> LISTING
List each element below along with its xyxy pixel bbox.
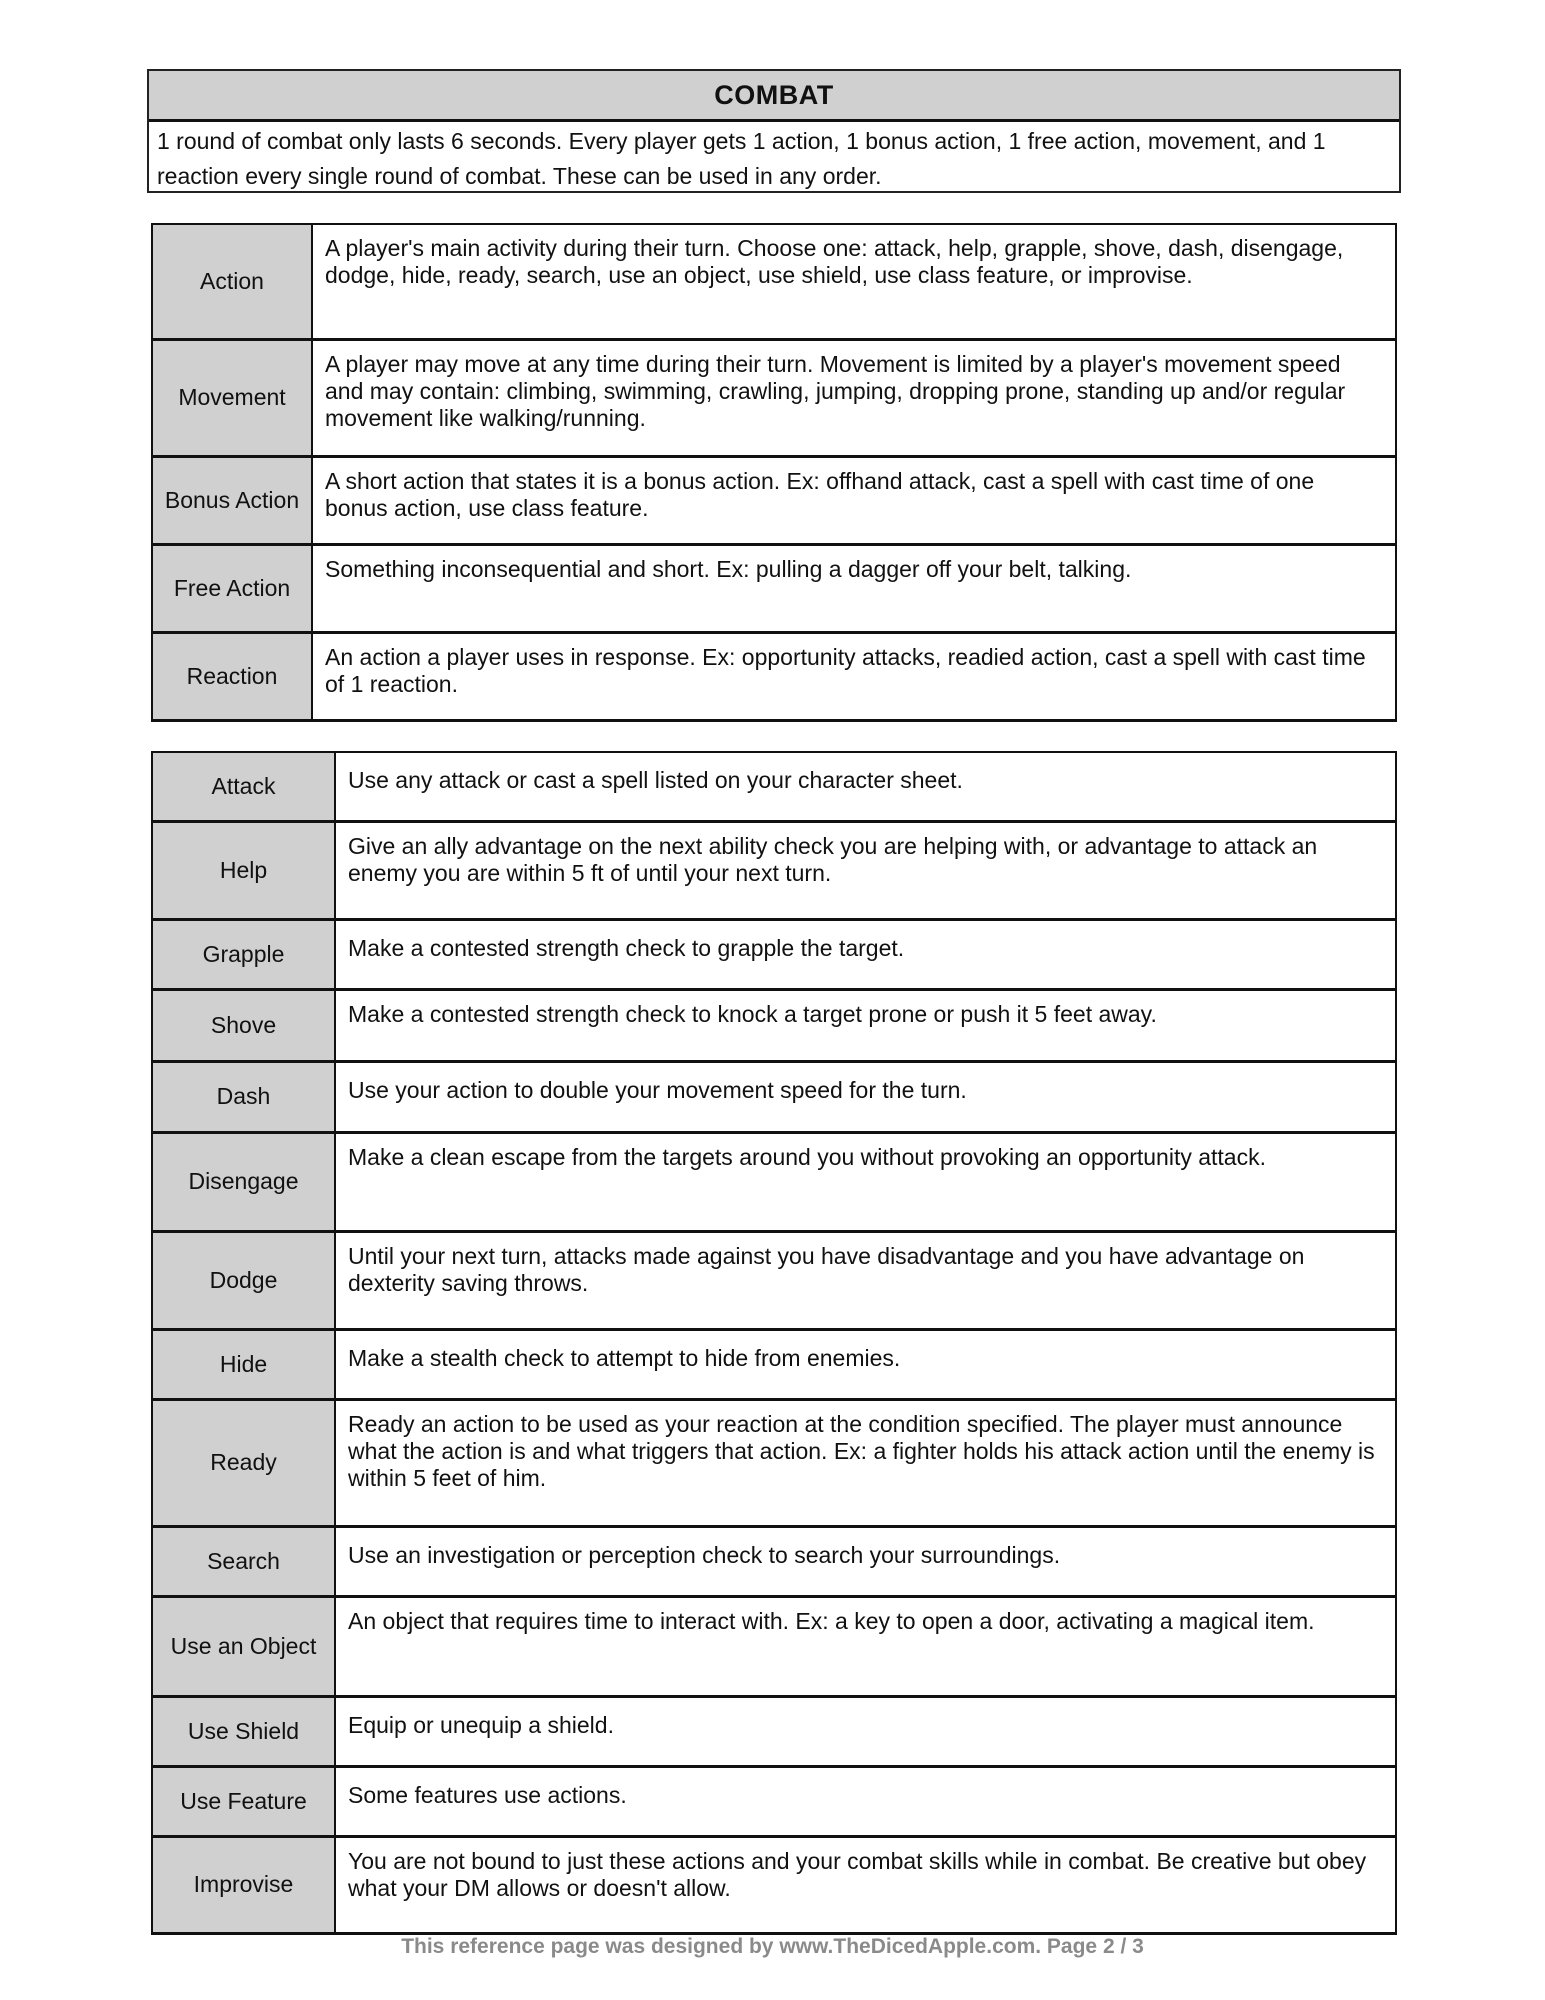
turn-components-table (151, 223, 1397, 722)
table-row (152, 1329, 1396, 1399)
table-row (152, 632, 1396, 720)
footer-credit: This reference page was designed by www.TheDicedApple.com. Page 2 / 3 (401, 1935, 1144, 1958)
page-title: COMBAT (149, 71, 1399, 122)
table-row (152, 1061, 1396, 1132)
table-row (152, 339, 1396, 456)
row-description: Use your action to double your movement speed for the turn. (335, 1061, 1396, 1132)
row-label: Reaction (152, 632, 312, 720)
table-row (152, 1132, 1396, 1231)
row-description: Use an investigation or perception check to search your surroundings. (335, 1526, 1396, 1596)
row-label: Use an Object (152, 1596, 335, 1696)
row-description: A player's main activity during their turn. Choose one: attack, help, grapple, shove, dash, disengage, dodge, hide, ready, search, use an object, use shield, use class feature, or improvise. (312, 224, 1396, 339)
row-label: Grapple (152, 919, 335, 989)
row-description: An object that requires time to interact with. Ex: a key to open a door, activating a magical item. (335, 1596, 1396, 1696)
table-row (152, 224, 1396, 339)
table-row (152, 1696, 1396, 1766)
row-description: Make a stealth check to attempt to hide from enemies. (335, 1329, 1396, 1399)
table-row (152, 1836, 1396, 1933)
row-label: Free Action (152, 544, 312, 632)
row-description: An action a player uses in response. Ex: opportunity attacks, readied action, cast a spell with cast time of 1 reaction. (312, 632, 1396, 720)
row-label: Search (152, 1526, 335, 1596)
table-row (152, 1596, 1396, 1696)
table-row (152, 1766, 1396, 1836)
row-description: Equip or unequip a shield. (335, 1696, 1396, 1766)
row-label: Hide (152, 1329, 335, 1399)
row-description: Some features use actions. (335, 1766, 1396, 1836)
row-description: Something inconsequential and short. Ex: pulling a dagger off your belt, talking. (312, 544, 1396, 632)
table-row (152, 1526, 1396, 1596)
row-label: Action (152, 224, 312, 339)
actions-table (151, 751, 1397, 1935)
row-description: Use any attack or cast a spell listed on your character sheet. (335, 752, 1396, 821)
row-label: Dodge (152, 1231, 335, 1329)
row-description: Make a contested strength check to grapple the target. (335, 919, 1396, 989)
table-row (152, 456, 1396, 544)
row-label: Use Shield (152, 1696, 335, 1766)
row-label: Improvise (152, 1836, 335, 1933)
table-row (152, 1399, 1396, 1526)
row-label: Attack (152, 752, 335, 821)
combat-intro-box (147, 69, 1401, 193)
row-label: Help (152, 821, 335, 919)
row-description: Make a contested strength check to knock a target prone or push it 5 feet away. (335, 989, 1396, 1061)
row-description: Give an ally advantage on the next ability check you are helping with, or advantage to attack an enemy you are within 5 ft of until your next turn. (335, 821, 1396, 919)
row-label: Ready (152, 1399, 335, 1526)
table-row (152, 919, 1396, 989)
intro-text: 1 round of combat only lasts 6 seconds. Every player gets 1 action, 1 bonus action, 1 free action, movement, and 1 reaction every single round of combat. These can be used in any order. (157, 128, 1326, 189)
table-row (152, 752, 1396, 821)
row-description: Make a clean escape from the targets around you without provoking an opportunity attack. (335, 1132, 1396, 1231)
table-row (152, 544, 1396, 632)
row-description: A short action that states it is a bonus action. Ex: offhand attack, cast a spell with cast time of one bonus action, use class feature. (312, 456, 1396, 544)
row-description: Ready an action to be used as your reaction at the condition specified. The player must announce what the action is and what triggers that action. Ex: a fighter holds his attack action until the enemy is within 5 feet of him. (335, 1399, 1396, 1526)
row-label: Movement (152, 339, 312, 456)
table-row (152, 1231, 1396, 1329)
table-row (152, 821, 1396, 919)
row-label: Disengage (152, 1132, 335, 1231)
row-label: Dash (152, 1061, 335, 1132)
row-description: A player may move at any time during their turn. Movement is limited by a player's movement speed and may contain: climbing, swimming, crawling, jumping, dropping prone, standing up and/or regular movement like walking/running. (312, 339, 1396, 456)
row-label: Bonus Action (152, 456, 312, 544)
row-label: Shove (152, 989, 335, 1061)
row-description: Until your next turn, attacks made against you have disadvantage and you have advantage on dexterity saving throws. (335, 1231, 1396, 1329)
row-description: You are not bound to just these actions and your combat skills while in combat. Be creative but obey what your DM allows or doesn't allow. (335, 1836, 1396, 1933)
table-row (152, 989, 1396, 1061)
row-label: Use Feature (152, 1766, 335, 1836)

> REQUIRED WORK
Copy every item above word for word, but leave out the pictures.

> CORRECT ANSWER
List each element below along with its xyxy pixel bbox.
turn-components-table (151, 223, 1397, 722)
table-row (152, 1329, 1396, 1399)
table-row (152, 632, 1396, 720)
footer-credit: This reference page was designed by www.TheDicedApple.com. Page 2 / 3 (401, 1935, 1144, 1958)
page-title: COMBAT (149, 71, 1399, 122)
table-row (152, 1061, 1396, 1132)
table-row (152, 339, 1396, 456)
row-description: Use your action to double your movement speed for the turn. (335, 1061, 1396, 1132)
row-label: Reaction (152, 632, 312, 720)
table-row (152, 1132, 1396, 1231)
row-description: Use an investigation or perception check to search your surroundings. (335, 1526, 1396, 1596)
row-label: Use an Object (152, 1596, 335, 1696)
row-description: A player's main activity during their turn. Choose one: attack, help, grapple, shove, dash, disengage, dodge, hide, ready, search, use an object, use shield, use class feature, or improvise. (312, 224, 1396, 339)
row-label: Grapple (152, 919, 335, 989)
row-description: An object that requires time to interact with. Ex: a key to open a door, activating a magical item. (335, 1596, 1396, 1696)
table-row (152, 224, 1396, 339)
table-row (152, 1696, 1396, 1766)
row-description: Make a stealth check to attempt to hide from enemies. (335, 1329, 1396, 1399)
table-row (152, 1836, 1396, 1933)
row-label: Free Action (152, 544, 312, 632)
row-description: An action a player uses in response. Ex: opportunity attacks, readied action, cast a spell with cast time of 1 reaction. (312, 632, 1396, 720)
row-label: Search (152, 1526, 335, 1596)
table-row (152, 1596, 1396, 1696)
table-row (152, 1766, 1396, 1836)
row-description: Equip or unequip a shield. (335, 1696, 1396, 1766)
row-label: Hide (152, 1329, 335, 1399)
row-description: Some features use actions. (335, 1766, 1396, 1836)
row-description: Something inconsequential and short. Ex: pulling a dagger off your belt, talking. (312, 544, 1396, 632)
table-row (152, 1526, 1396, 1596)
row-label: Action (152, 224, 312, 339)
actions-table (151, 751, 1397, 1935)
row-description: Use any attack or cast a spell listed on your character sheet. (335, 752, 1396, 821)
row-label: Dodge (152, 1231, 335, 1329)
row-description: Make a contested strength check to grapple the target. (335, 919, 1396, 989)
table-row (152, 456, 1396, 544)
row-label: Use Shield (152, 1696, 335, 1766)
row-label: Improvise (152, 1836, 335, 1933)
table-row (152, 1399, 1396, 1526)
row-label: Attack (152, 752, 335, 821)
combat-intro-box (147, 69, 1401, 193)
row-label: Help (152, 821, 335, 919)
row-description: Make a contested strength check to knock a target prone or push it 5 feet away. (335, 989, 1396, 1061)
row-description: Give an ally advantage on the next ability check you are helping with, or advantage to attack an enemy you are within 5 ft of until your next turn. (335, 821, 1396, 919)
row-label: Ready (152, 1399, 335, 1526)
table-row (152, 919, 1396, 989)
intro-text: 1 round of combat only lasts 6 seconds. Every player gets 1 action, 1 bonus action, 1 free action, movement, and 1 reaction every single round of combat. These can be used in any order. (157, 128, 1326, 189)
table-row (152, 752, 1396, 821)
row-description: Make a clean escape from the targets around you without provoking an opportunity attack. (335, 1132, 1396, 1231)
table-row (152, 544, 1396, 632)
row-description: A short action that states it is a bonus action. Ex: offhand attack, cast a spell with cast time of one bonus action, use class feature. (312, 456, 1396, 544)
row-description: Ready an action to be used as your reaction at the condition specified. The player must announce what the action is and what triggers that action. Ex: a fighter holds his attack action until the enemy is within 5 feet of him. (335, 1399, 1396, 1526)
row-label: Movement (152, 339, 312, 456)
table-row (152, 1231, 1396, 1329)
table-row (152, 821, 1396, 919)
row-label: Disengage (152, 1132, 335, 1231)
row-label: Dash (152, 1061, 335, 1132)
row-description: A player may move at any time during their turn. Movement is limited by a player's movement speed and may contain: climbing, swimming, crawling, jumping, dropping prone, standing up and/or regular movement like walking/running. (312, 339, 1396, 456)
row-label: Bonus Action (152, 456, 312, 544)
row-label: Shove (152, 989, 335, 1061)
row-description: Until your next turn, attacks made against you have disadvantage and you have advantage on dexterity saving throws. (335, 1231, 1396, 1329)
row-description: You are not bound to just these actions and your combat skills while in combat. Be creative but obey what your DM allows or doesn't allow. (335, 1836, 1396, 1933)
table-row (152, 989, 1396, 1061)
row-label: Use Feature (152, 1766, 335, 1836)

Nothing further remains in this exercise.